SET EXERCISE :: Across the listing below, count the lines that mention the string "sécurité". Reply with the figure only.

LISTED RECORDS ::
--
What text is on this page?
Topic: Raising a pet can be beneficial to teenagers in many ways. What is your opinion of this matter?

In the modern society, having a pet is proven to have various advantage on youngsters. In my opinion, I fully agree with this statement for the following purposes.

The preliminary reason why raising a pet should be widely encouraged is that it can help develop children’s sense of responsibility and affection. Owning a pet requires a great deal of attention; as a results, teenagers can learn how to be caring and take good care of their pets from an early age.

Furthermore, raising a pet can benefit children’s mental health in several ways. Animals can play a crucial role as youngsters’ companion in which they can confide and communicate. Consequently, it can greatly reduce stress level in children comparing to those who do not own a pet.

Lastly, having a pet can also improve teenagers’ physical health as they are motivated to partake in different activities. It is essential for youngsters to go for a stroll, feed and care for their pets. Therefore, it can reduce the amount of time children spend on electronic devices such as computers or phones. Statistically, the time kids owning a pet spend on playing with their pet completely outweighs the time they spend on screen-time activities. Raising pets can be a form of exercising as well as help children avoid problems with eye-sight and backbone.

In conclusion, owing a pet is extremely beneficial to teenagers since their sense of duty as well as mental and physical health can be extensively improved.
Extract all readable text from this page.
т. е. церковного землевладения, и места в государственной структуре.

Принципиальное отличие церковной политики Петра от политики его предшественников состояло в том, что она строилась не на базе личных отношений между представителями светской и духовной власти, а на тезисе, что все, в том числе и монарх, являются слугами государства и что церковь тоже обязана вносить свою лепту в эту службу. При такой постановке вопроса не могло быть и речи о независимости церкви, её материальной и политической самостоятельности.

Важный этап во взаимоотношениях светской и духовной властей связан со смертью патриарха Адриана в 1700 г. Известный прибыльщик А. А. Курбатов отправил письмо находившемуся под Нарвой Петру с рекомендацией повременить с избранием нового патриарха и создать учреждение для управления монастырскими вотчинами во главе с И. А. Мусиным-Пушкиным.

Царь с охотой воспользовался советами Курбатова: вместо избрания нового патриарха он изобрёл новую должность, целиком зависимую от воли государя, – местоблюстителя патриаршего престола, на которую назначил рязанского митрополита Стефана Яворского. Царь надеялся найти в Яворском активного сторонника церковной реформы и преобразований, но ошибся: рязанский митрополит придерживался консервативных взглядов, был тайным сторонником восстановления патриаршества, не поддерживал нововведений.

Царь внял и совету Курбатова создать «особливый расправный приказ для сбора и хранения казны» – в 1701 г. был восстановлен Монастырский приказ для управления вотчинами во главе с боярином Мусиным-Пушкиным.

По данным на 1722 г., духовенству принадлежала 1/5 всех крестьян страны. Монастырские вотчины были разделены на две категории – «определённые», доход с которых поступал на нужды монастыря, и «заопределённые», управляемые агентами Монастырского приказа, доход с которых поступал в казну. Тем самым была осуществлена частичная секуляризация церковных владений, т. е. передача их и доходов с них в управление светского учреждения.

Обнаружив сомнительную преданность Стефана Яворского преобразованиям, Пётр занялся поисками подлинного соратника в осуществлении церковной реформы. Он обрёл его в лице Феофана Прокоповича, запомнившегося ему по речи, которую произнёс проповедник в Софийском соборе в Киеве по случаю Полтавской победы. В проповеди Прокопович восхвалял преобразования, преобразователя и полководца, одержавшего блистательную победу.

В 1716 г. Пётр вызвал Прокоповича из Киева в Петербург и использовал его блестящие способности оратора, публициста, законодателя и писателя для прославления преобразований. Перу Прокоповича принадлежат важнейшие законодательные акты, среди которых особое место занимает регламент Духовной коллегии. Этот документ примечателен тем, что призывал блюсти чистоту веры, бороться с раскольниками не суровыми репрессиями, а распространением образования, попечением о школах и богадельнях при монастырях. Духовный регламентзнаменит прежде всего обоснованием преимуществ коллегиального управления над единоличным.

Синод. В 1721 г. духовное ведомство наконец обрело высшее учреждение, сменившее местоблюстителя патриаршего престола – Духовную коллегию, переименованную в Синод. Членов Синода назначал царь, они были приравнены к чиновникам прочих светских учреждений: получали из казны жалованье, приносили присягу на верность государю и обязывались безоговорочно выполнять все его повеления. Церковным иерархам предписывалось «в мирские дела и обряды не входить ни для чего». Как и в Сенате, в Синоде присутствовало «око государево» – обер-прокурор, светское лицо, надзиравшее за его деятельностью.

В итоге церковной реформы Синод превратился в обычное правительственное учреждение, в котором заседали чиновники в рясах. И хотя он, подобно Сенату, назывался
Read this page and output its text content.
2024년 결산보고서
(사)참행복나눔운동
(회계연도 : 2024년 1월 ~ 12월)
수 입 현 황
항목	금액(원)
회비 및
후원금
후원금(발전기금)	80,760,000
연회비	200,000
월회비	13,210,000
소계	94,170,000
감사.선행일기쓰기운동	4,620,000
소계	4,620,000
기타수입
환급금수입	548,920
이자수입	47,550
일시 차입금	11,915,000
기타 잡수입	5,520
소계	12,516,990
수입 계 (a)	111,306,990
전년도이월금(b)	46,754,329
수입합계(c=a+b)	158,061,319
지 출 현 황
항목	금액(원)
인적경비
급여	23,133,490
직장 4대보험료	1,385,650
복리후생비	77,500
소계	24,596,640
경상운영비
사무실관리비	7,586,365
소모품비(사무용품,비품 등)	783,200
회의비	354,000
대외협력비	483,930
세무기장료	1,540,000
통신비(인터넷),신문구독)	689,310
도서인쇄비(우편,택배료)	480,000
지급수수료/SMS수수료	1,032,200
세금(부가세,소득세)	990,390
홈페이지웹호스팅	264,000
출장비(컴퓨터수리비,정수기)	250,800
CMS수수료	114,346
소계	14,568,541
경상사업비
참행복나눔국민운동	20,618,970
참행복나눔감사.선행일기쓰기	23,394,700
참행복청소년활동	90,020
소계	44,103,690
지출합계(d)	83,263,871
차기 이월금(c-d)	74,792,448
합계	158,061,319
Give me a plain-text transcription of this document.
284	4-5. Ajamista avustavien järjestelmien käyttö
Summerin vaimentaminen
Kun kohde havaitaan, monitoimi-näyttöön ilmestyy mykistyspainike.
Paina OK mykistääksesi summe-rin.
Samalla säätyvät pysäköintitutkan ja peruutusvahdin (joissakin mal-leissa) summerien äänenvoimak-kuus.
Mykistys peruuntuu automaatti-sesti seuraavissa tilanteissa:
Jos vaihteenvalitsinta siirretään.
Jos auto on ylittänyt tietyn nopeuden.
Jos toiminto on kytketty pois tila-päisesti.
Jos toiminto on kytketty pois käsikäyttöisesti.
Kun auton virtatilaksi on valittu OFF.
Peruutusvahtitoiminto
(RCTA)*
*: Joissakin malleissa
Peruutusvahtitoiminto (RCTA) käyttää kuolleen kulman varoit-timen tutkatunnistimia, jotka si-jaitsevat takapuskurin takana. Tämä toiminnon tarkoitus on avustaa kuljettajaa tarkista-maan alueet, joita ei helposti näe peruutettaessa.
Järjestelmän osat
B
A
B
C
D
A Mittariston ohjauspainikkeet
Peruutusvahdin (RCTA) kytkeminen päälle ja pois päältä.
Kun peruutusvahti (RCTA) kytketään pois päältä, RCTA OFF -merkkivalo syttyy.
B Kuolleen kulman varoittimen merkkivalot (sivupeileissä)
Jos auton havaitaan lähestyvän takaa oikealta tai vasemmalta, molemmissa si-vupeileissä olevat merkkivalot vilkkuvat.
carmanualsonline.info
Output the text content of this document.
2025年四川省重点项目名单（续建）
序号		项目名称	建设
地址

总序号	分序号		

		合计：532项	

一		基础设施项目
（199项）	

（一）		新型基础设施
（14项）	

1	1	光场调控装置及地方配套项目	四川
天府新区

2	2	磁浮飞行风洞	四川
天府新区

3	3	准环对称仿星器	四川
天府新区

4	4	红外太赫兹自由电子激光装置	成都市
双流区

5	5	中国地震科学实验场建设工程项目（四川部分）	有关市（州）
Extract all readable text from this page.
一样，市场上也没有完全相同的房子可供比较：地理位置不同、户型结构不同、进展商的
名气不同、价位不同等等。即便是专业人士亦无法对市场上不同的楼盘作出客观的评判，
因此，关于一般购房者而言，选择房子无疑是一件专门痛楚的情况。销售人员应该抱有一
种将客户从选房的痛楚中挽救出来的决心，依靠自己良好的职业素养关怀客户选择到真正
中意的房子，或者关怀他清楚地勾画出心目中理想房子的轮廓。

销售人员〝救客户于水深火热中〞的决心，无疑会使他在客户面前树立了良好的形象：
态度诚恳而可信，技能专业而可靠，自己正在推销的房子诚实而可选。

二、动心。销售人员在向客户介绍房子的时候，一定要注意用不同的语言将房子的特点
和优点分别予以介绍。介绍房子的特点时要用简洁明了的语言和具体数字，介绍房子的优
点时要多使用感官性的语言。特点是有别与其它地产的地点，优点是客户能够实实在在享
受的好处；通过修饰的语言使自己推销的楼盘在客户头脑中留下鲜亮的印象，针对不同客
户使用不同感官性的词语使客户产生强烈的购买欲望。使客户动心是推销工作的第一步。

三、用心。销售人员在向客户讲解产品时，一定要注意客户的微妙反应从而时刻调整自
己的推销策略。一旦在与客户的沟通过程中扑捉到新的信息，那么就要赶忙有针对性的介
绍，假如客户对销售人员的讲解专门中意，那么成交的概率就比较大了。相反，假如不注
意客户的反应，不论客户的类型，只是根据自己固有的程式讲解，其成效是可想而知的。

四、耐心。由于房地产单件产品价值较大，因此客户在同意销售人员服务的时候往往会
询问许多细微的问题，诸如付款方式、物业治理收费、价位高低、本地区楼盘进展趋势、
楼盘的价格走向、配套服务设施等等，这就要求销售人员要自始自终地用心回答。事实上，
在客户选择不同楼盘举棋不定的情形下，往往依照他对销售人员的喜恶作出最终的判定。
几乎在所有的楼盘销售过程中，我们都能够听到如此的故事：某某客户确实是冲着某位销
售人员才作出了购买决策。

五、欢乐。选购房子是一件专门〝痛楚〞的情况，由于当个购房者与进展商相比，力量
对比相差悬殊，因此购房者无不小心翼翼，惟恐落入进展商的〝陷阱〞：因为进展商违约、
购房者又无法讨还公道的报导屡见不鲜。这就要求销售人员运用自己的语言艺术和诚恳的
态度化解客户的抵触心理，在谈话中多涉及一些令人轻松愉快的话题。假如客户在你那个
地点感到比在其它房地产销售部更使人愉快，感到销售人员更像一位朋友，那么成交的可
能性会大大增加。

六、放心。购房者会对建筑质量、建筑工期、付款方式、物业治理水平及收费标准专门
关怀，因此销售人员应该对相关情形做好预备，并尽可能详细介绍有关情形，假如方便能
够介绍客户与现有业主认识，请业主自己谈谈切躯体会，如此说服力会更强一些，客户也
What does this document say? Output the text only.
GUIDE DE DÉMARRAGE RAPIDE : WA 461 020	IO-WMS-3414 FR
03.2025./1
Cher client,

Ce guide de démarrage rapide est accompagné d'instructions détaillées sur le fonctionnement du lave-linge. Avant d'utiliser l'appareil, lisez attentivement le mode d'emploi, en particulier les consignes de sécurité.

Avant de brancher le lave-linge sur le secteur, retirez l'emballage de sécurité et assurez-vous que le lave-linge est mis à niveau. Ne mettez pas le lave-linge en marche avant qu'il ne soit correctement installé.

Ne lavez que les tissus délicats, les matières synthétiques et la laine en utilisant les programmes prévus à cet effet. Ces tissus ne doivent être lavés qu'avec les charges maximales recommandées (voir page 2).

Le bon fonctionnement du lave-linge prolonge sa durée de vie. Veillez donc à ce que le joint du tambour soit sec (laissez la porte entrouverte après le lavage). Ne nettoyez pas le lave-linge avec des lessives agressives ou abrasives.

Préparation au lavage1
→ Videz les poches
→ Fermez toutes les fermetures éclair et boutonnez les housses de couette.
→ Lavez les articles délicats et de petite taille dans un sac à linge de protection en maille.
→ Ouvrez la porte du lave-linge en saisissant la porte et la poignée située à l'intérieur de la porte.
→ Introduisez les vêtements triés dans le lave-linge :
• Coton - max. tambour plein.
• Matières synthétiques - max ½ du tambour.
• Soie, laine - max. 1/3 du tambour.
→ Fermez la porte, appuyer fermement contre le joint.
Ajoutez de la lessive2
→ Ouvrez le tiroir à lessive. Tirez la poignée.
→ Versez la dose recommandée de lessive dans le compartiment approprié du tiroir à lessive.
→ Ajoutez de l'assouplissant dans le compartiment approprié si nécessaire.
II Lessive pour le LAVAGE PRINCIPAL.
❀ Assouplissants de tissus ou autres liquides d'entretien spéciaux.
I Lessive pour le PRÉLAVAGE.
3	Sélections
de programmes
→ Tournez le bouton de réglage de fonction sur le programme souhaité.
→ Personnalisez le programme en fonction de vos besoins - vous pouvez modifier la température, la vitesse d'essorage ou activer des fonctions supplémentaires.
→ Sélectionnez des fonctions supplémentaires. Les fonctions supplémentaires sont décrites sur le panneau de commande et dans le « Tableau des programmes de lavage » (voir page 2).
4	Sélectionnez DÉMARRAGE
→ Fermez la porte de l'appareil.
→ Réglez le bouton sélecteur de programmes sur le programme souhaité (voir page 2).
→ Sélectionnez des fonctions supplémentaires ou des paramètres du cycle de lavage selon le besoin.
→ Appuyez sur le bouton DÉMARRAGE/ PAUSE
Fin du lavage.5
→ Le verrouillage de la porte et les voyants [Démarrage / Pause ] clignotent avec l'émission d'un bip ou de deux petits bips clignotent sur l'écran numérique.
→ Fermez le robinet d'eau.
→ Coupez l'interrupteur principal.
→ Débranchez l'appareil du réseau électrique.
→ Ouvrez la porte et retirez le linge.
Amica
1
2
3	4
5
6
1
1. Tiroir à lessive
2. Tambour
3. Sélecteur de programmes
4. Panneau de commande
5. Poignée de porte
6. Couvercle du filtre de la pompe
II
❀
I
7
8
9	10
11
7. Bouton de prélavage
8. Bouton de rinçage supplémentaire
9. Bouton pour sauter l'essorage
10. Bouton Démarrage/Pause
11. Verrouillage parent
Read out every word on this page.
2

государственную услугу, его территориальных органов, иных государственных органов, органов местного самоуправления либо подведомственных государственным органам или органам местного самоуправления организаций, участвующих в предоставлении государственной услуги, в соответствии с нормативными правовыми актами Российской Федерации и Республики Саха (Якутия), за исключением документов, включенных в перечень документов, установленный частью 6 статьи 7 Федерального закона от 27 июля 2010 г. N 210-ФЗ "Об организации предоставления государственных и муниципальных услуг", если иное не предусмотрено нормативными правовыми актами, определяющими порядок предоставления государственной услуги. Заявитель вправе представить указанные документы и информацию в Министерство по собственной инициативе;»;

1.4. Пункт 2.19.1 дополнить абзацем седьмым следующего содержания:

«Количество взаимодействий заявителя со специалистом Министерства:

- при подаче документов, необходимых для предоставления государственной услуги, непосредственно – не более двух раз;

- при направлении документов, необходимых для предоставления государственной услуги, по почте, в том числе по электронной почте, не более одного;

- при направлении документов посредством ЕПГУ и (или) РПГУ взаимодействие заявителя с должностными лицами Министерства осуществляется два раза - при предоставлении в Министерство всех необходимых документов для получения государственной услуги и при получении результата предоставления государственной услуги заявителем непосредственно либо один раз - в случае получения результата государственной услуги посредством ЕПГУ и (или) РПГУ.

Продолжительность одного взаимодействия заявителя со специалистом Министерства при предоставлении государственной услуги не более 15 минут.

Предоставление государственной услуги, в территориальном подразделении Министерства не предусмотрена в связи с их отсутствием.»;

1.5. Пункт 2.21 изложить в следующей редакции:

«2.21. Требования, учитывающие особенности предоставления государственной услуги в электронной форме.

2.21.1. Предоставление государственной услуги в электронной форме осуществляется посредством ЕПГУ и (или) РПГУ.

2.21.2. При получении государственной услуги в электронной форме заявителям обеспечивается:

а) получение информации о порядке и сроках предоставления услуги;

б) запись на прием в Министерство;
--
FINAL RESULT :: 2